EXTRACT |
::::
Notice how we execute our validateBook function with the provided book, then we map the result to Ktor's result.

We also have to call our configureValidation function on application start, this is done in the Application.kt file:

fun Application.module() {
    configureSerialization()
    configureDatabases()
    configureRouting()
    configureValidation() // Register the validation handlers
}

When the validation fails, the plugin throws a RequestValidationException. To handle this exception and return a proper response, we use the Status Pages plugin.

Open the Routing.kt file, navigate to the configureRouting function, then the install(StatusPages) {} lambda, and add the following code:

exception<RequestValidationException> { call, cause ->
    call.respond(HttpStatusCode.UnprocessableEntity, cause.reasons)
}

When the RequestValidationException is thrown, the Status Page plugin catches it and returns a response with a 422 HTTP status code, along with a JSON array of validation messages.

Conformance checking

It's time to test our API once again.

Create a new book with invalid values:

curl 127.0.0.1:8080/books -v \
    --data '{"isbn": "123", "title": ""}' \
    --header 'Content-Type: application/json'

HTTP/1.1 422 Unprocessable Entity
[
  "isbn: Must be a valid ISBN (13 digits)",
  "title: Must not be blank"
]

This time, our validation took care of rejecting the request.

Now try to create a book with valid values:

curl 127.0.0.1:8080/books -v \
    --data '{"isbn": "1234567891234", "title": "The Lord of the Rings"}' \
    --header 'Content-Type: application/json'

HTTP/1.1 201 Created

The request is considered valid and we received a 201 HTTP status code.

What if we try to create the same book a second time?

HTTP/1.1 422 Unprocessable Entity
[
  "isbn: This ISBN is already registered"
]

As expected, we can't register the same ISBN twice.

Our API is now fully validated, which means security is improved, and the users can understand why the request failed.

Last modified: 24 September 2024
::::
WORK TO DO | Translate this sentence from the Ktor validation text into Spanish: "The request is considered valid and we received a 201 HTTP status code." The entries are separate material and have no connection to the Ktor validation text.
::::
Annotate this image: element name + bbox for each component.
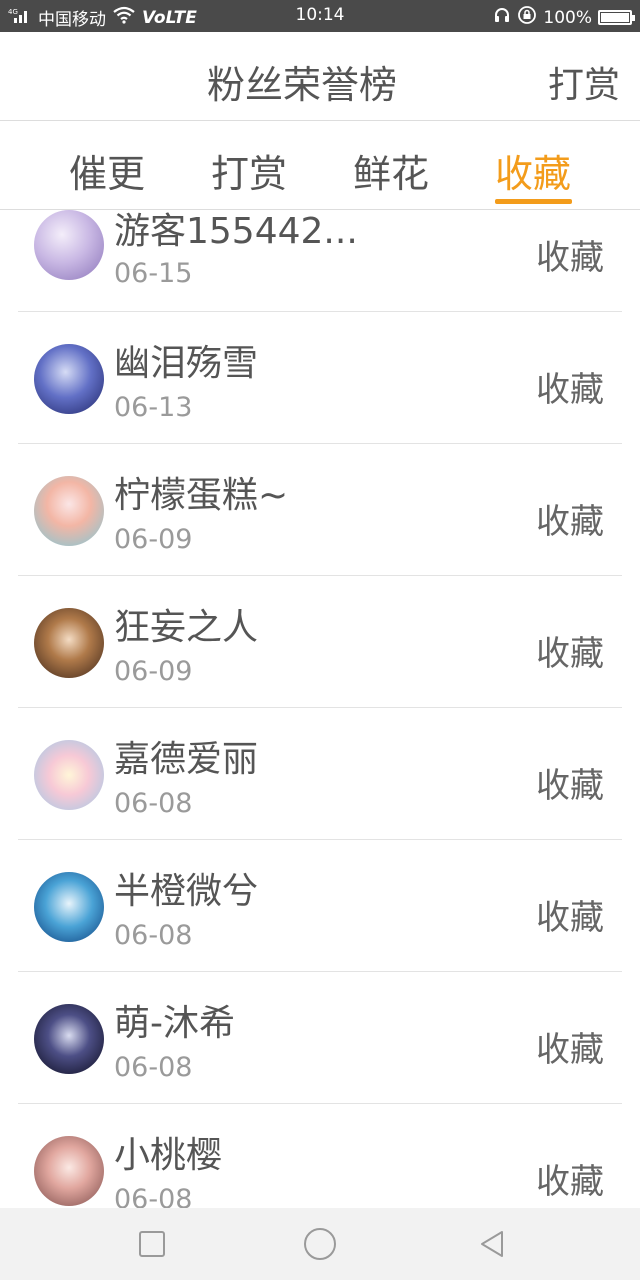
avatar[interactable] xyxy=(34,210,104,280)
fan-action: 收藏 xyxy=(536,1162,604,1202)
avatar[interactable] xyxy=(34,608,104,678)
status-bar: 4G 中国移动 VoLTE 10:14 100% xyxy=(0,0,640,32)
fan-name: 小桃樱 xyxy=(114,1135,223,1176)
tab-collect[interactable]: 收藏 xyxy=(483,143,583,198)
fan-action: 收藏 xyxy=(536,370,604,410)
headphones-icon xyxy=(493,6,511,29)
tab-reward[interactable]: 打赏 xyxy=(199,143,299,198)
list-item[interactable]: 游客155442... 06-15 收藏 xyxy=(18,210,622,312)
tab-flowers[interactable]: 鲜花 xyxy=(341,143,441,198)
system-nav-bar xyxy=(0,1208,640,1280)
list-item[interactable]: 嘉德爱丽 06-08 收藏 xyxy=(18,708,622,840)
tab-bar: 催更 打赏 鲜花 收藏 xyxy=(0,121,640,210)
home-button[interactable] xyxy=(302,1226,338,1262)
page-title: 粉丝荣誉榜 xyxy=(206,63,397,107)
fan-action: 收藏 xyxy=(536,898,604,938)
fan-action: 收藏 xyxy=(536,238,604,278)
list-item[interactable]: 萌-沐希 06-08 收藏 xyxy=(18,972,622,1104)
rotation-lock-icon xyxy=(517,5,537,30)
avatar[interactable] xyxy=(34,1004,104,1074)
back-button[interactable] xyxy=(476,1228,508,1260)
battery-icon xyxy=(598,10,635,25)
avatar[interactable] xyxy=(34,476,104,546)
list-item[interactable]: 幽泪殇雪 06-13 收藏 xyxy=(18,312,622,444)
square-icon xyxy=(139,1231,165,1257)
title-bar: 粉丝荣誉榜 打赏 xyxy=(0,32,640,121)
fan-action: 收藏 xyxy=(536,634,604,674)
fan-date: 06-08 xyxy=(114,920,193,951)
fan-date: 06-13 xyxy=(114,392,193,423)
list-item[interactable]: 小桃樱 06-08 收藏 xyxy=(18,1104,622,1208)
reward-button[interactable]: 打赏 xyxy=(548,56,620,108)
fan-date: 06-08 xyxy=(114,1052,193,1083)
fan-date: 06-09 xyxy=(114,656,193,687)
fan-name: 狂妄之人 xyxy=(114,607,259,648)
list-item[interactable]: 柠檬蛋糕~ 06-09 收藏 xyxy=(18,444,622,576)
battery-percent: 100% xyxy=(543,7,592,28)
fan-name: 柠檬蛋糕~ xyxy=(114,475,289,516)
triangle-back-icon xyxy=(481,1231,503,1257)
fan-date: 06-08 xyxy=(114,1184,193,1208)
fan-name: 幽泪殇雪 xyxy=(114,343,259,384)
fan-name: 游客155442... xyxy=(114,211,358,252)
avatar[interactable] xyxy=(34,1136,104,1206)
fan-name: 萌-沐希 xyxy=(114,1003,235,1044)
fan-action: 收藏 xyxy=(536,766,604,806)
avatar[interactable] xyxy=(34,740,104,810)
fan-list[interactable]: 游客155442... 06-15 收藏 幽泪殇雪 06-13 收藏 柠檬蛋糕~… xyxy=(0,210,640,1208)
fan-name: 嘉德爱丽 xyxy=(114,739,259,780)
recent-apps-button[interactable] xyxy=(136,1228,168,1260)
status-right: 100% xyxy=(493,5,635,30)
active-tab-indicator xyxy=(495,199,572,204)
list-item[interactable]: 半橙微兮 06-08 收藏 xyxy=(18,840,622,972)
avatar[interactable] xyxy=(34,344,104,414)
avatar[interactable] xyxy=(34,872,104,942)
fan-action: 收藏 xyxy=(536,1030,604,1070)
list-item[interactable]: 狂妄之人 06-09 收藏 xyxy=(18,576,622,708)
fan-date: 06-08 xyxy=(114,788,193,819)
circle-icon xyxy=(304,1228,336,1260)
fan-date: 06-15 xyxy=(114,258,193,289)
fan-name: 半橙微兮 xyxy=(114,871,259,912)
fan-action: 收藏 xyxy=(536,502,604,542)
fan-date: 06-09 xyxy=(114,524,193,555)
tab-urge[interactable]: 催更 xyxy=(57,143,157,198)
::::
EXERCISE ANSWER | La solicitud se considera válida y recibimos un código de estado HTTP 201.